**WHAT YOU HAVE TO DO**
Count the lines below that contain the word "TEYERIHWAHKWATHA", and reply with only that number.

Items from a dataset:

========

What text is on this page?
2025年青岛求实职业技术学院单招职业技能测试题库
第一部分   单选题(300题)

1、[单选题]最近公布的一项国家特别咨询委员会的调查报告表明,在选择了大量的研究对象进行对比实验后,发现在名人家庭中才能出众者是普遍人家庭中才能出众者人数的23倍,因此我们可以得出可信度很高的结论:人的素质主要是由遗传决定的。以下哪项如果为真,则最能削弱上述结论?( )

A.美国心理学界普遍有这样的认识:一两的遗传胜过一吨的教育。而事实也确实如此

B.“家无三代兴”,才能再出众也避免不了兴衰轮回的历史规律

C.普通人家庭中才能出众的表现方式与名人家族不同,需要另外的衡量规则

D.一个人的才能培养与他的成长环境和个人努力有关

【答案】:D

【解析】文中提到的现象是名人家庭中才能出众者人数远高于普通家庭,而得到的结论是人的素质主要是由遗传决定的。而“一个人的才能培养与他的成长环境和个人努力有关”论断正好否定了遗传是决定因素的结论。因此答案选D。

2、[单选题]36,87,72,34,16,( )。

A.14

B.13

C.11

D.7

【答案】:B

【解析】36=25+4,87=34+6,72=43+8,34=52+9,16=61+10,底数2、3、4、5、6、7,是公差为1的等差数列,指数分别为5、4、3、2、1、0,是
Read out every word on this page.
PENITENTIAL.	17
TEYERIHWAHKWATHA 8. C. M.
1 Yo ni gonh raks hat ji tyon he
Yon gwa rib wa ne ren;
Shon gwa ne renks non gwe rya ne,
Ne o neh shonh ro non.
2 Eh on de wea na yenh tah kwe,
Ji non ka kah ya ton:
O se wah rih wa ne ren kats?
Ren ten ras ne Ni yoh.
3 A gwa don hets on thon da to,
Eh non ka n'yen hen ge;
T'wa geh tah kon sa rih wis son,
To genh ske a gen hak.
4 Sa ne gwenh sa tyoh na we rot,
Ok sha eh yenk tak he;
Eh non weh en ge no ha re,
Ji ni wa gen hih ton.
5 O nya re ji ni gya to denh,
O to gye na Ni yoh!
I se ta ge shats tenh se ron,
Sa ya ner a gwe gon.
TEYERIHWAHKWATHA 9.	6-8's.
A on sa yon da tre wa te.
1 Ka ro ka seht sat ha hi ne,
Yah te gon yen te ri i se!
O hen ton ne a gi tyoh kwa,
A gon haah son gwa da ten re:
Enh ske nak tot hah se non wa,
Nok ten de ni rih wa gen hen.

========

**TASK RESPONSE**
2